> _INSTRUCTIONS TO FOLLOW_
Return a copy of each line that holds the string "frac".

> _Data entries_

— START —

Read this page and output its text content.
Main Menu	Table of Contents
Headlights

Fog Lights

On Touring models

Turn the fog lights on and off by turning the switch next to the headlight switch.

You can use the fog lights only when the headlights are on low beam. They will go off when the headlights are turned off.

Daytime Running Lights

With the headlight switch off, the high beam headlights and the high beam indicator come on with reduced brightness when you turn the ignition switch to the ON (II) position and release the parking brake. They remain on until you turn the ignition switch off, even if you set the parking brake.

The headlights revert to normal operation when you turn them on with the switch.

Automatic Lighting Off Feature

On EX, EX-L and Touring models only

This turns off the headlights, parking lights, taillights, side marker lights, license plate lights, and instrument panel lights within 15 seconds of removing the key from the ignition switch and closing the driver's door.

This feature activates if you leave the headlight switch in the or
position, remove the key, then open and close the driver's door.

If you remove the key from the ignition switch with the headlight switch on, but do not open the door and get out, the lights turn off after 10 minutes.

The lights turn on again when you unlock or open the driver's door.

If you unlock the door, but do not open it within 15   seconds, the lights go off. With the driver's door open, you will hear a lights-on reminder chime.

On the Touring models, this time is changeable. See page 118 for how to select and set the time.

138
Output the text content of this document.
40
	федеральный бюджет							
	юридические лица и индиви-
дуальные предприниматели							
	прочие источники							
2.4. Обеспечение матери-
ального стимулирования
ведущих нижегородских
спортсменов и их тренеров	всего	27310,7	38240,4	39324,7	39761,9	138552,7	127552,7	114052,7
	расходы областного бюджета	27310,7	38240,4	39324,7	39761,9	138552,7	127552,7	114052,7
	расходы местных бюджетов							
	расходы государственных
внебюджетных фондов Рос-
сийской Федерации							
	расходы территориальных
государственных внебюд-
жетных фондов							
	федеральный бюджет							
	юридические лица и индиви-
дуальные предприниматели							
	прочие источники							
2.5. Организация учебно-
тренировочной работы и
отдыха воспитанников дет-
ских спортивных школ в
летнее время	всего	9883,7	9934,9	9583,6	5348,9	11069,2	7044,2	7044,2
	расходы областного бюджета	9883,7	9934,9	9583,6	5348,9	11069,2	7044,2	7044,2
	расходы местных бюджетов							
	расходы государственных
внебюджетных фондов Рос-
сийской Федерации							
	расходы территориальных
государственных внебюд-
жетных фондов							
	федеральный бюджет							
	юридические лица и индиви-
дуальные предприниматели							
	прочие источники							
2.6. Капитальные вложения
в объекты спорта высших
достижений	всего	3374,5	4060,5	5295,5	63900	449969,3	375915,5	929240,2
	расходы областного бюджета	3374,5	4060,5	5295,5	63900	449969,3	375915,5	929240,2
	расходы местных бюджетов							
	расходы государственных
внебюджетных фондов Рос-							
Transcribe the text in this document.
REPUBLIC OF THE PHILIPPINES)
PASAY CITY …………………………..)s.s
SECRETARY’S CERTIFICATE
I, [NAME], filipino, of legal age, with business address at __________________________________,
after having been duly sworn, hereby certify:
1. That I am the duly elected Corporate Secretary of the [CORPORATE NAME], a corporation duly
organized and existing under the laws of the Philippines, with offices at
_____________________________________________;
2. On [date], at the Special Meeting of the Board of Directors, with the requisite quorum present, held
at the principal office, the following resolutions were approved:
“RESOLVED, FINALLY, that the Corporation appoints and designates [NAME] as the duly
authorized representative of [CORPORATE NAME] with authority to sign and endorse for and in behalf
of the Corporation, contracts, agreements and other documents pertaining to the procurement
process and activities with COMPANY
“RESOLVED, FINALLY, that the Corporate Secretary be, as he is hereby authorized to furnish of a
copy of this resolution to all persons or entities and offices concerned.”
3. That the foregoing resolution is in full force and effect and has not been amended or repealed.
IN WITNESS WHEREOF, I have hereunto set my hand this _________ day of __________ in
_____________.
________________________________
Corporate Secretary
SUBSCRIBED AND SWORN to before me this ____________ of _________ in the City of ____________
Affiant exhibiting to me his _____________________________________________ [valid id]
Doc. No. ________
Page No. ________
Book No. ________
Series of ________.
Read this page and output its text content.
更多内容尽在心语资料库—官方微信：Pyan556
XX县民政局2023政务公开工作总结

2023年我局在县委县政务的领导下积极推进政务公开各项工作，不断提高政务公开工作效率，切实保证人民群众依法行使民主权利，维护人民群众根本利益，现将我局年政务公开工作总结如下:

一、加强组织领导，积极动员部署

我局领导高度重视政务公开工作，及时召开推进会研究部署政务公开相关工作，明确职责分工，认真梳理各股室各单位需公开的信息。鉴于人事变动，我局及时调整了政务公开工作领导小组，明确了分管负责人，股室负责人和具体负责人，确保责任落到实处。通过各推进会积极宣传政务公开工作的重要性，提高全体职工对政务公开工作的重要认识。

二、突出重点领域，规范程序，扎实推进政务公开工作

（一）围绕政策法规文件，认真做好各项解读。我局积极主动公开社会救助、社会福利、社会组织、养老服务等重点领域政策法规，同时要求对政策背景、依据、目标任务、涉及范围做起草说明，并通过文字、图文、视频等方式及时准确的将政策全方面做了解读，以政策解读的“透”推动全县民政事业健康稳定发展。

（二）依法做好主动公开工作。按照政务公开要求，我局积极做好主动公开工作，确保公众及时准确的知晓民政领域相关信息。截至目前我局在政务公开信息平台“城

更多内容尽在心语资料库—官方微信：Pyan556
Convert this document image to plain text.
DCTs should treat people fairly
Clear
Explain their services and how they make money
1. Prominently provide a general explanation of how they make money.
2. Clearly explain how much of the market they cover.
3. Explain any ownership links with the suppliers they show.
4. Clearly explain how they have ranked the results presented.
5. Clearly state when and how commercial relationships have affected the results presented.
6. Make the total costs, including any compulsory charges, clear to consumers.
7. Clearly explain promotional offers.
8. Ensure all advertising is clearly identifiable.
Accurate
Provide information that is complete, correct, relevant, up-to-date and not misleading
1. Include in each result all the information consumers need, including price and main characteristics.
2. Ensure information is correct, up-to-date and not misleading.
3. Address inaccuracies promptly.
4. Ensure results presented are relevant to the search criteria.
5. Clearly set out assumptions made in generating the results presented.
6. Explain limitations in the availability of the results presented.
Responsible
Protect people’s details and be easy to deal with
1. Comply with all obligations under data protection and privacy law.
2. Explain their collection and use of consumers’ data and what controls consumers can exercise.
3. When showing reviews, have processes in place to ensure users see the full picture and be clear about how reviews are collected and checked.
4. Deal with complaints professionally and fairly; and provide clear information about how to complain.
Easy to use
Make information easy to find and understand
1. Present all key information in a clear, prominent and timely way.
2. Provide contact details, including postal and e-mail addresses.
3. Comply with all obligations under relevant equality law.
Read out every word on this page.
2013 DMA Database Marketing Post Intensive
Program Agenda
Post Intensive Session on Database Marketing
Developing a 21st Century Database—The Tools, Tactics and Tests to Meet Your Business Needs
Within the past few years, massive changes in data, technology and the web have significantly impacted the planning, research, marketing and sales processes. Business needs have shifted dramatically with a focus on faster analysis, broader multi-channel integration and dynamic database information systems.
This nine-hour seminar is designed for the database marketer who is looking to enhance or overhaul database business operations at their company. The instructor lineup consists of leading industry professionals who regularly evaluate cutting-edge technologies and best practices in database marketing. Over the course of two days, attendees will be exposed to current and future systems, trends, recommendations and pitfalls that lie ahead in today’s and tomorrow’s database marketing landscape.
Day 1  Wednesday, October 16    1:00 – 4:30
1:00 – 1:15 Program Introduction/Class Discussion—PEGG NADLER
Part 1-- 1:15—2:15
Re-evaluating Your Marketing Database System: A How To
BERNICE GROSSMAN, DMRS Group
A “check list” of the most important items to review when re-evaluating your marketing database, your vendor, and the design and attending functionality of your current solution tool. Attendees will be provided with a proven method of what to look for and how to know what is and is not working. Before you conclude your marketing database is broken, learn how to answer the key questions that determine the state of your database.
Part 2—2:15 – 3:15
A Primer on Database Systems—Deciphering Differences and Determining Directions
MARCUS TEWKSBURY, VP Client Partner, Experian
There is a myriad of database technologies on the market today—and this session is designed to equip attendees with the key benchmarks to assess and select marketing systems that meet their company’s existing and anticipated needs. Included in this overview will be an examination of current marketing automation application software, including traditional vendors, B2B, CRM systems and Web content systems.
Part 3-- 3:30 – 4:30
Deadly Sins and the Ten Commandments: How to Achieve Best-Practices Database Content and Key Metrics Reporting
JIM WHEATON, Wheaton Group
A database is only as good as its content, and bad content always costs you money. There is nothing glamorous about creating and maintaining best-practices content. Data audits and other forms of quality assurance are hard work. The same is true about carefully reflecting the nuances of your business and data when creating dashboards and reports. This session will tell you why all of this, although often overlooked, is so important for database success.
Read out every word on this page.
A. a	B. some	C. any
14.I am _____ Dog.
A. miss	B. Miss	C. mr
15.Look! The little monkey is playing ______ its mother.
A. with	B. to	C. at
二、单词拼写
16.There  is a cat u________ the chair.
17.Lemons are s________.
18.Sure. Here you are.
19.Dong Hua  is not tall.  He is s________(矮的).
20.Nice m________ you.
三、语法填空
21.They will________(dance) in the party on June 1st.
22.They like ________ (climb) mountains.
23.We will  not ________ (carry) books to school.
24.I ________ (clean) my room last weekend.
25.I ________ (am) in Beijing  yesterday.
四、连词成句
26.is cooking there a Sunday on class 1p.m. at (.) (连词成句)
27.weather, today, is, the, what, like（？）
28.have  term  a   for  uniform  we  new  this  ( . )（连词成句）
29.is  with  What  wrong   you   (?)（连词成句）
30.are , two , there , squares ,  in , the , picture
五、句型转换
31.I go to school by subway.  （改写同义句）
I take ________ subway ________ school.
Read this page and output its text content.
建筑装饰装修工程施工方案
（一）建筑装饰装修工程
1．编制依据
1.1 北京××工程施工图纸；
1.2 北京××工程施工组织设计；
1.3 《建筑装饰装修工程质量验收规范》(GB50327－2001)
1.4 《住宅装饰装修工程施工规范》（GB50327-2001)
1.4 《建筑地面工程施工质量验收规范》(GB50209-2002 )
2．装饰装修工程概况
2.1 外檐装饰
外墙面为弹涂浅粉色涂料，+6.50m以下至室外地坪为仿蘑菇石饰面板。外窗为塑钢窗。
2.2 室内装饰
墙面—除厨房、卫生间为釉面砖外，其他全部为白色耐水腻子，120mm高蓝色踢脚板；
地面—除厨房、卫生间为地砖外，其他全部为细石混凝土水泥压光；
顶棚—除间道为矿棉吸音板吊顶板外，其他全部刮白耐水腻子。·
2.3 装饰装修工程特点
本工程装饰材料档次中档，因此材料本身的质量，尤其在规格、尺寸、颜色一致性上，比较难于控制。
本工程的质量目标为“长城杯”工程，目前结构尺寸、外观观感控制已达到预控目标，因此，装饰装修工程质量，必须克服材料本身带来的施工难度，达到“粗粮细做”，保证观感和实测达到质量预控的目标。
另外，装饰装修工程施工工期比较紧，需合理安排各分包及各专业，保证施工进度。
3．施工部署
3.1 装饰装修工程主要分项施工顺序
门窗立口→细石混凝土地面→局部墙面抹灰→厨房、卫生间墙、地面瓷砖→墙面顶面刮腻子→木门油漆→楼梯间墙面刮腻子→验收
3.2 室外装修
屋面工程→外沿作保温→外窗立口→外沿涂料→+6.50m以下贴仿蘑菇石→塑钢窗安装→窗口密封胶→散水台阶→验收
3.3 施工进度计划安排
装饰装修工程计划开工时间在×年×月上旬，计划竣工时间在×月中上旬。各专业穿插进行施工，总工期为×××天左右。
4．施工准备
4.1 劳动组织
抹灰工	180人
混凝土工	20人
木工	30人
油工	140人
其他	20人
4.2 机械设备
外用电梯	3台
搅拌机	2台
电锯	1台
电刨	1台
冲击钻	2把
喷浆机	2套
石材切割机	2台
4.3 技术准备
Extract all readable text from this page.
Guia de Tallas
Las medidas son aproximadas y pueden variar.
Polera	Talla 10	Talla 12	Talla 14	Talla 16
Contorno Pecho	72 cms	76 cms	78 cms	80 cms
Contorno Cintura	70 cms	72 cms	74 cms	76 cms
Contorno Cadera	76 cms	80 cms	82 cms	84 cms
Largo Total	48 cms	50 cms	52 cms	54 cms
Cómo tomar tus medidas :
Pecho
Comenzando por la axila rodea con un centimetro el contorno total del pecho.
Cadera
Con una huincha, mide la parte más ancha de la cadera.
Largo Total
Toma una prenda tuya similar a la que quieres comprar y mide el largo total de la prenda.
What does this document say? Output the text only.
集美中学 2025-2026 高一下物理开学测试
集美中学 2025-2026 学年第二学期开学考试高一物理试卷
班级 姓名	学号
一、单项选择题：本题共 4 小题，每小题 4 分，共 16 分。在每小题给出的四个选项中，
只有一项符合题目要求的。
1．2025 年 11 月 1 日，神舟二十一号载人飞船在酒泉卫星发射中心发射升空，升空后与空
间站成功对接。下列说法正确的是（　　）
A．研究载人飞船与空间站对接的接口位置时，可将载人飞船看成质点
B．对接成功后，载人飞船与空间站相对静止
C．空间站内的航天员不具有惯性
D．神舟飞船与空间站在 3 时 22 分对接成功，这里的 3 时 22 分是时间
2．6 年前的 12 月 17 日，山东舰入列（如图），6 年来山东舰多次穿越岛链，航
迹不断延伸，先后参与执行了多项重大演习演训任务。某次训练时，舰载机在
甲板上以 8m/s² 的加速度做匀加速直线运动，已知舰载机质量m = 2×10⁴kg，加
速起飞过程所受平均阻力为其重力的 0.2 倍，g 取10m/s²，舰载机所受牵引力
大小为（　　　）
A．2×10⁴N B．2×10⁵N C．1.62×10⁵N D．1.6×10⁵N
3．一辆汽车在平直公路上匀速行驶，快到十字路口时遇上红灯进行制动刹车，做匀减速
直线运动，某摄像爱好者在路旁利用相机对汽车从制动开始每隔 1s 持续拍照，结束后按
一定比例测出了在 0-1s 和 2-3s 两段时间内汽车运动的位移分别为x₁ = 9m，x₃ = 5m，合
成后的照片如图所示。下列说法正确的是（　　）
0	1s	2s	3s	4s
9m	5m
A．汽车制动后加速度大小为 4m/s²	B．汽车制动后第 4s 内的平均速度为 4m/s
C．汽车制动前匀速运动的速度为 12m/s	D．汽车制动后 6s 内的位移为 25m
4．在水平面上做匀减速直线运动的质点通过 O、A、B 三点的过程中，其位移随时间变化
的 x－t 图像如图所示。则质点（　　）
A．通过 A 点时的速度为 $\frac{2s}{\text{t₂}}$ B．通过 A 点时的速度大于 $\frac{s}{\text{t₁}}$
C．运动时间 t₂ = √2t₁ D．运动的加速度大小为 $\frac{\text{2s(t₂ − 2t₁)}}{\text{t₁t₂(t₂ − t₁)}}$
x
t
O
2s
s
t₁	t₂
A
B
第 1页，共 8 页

— END —

> _EXPECTED OUTPUT_
A．通过 A 点时的速度为 $\frac{2s}{\text{t₂}}$ B．通过 A 点时的速度大于 $\frac{s}{\text{t₁}}$
C．运动时间 t₂ = √2t₁ D．运动的加速度大小为 $\frac{\text{2s(t₂ − 2t₁)}}{\text{t₁t₂(t₂ − t₁)}}$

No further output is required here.